>>>
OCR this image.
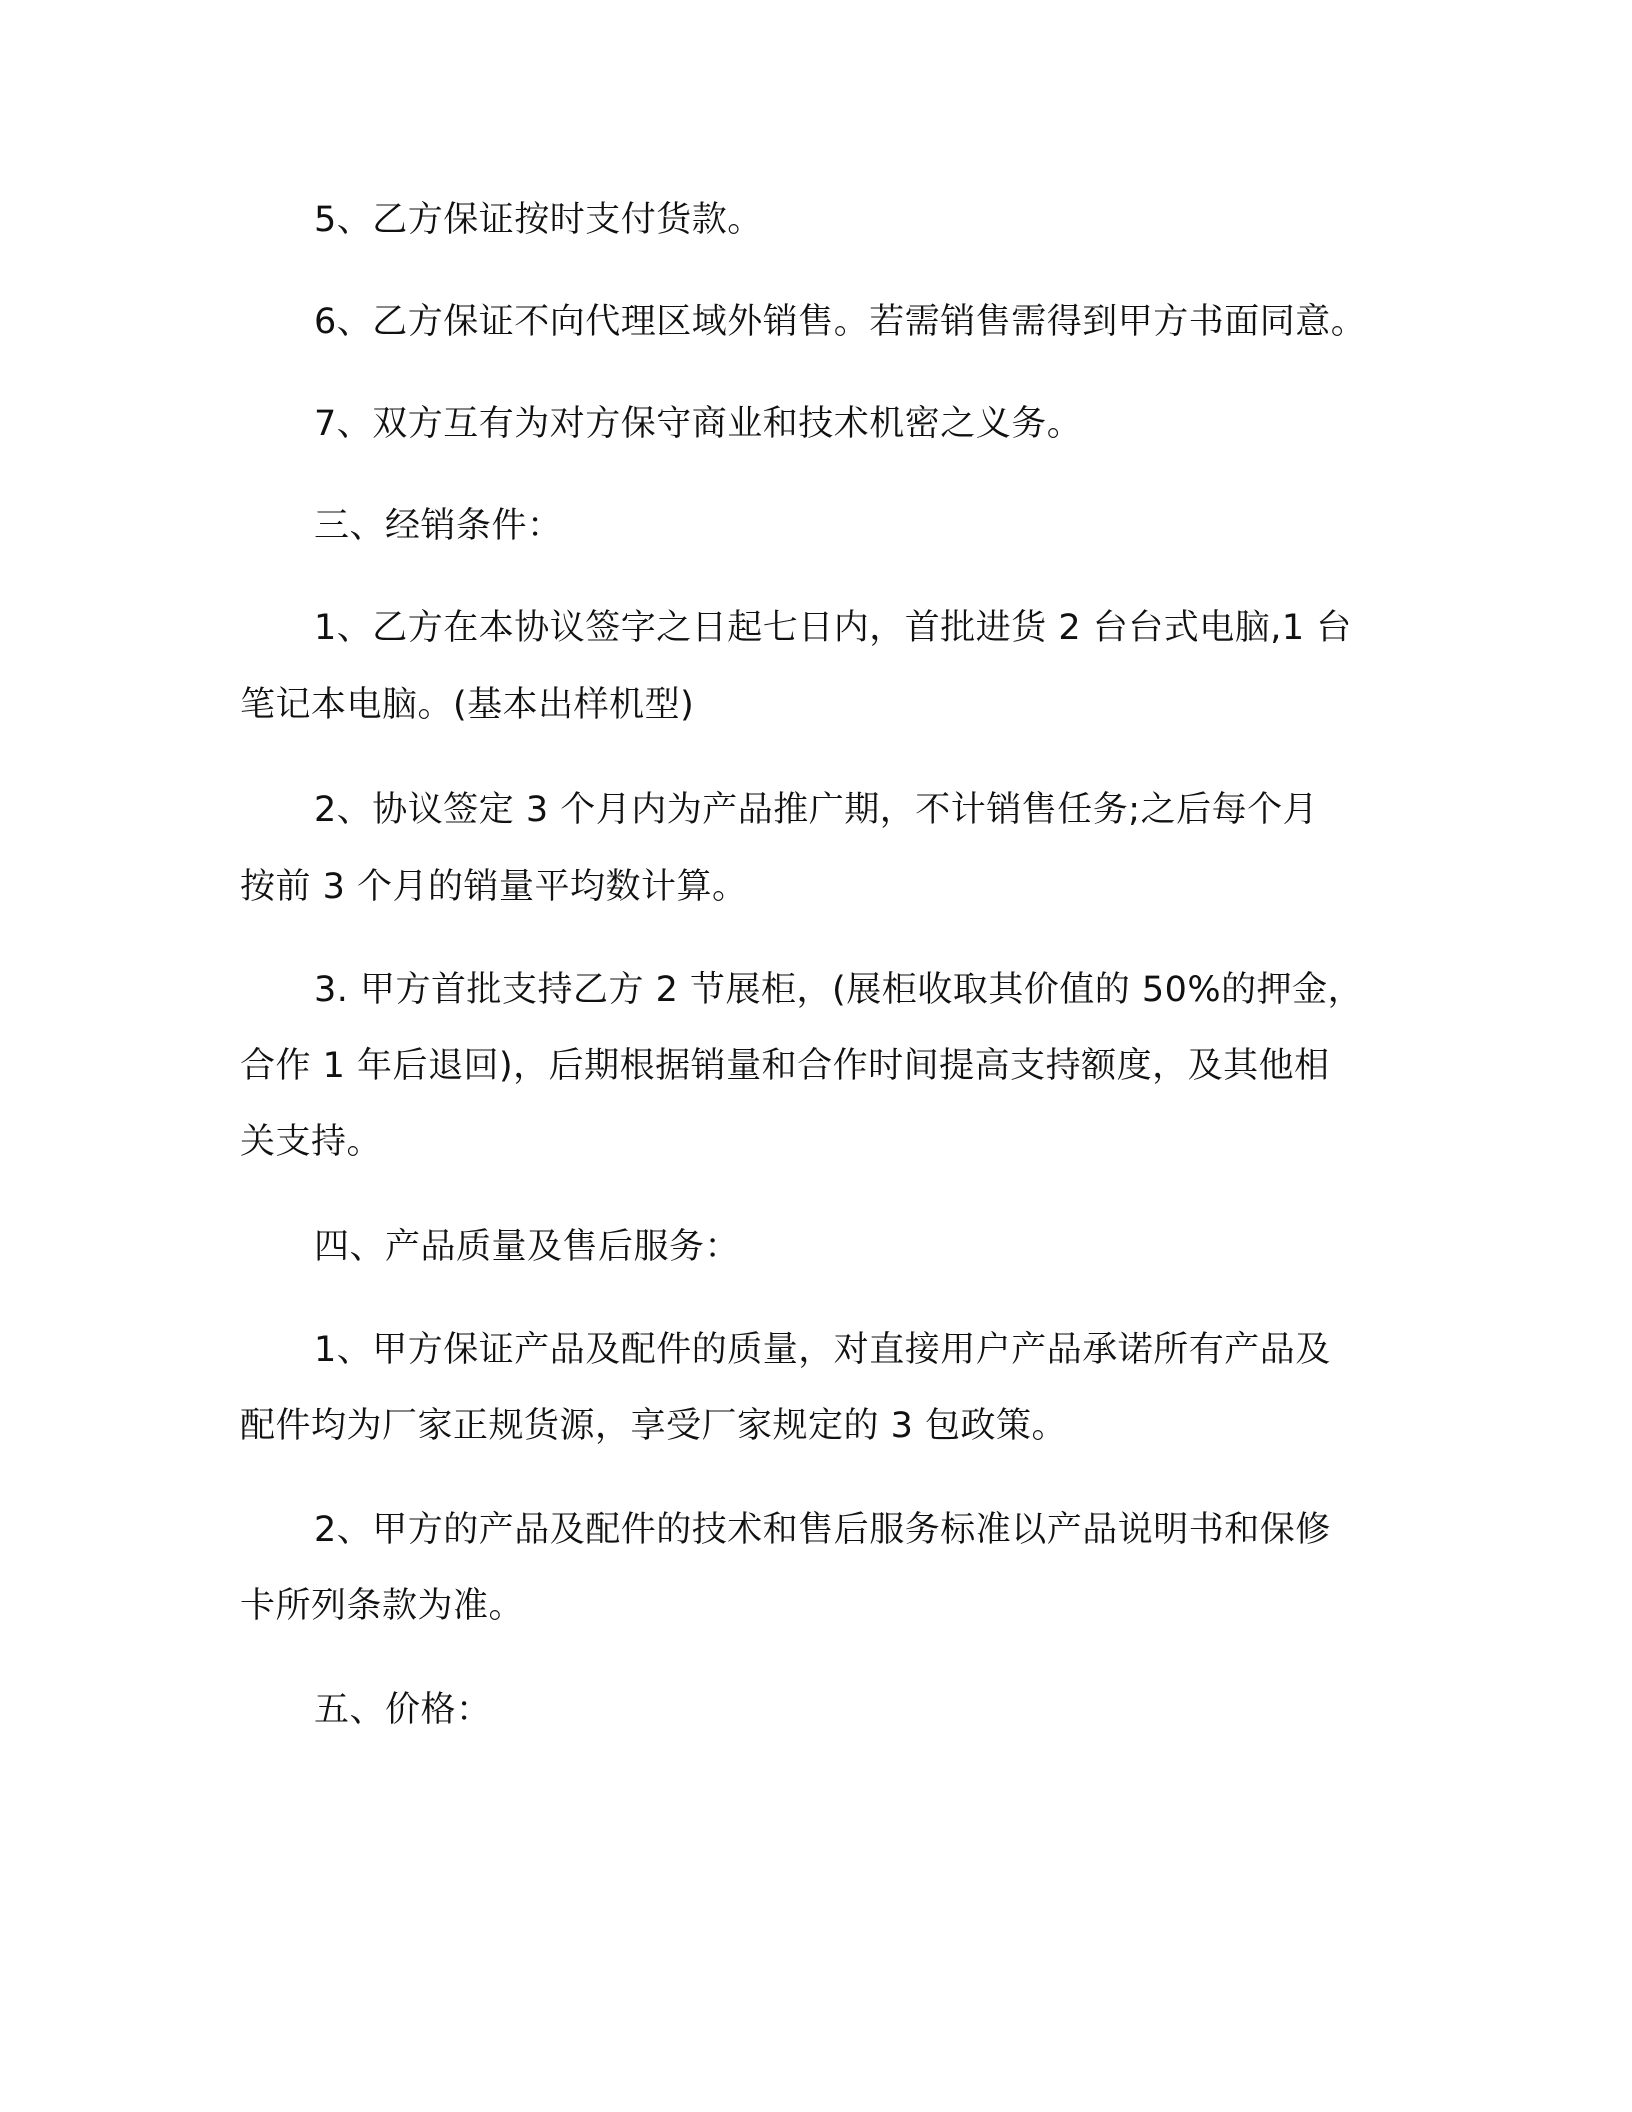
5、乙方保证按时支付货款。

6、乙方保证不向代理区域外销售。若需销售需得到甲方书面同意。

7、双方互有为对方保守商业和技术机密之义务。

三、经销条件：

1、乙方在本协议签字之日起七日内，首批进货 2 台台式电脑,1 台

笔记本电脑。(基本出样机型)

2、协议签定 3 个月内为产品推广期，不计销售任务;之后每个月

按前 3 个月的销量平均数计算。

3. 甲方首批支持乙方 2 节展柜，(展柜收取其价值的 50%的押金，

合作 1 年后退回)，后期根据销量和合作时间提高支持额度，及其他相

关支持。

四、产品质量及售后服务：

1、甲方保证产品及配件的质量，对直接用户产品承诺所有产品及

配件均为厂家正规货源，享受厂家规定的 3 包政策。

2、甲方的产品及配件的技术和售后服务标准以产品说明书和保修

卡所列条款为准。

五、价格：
<<<
Goal —
Copy out the entries verbatim and leave the images out.

Full answer —
OCR this image.
5、乙方保证按时支付货款。

6、乙方保证不向代理区域外销售。若需销售需得到甲方书面同意。

7、双方互有为对方保守商业和技术机密之义务。

三、经销条件：

1、乙方在本协议签字之日起七日内，首批进货 2 台台式电脑,1 台

笔记本电脑。(基本出样机型)

2、协议签定 3 个月内为产品推广期，不计销售任务;之后每个月

按前 3 个月的销量平均数计算。

3. 甲方首批支持乙方 2 节展柜，(展柜收取其价值的 50%的押金，

合作 1 年后退回)，后期根据销量和合作时间提高支持额度，及其他相

关支持。

四、产品质量及售后服务：

1、甲方保证产品及配件的质量，对直接用户产品承诺所有产品及

配件均为厂家正规货源，享受厂家规定的 3 包政策。

2、甲方的产品及配件的技术和售后服务标准以产品说明书和保修

卡所列条款为准。

五、价格：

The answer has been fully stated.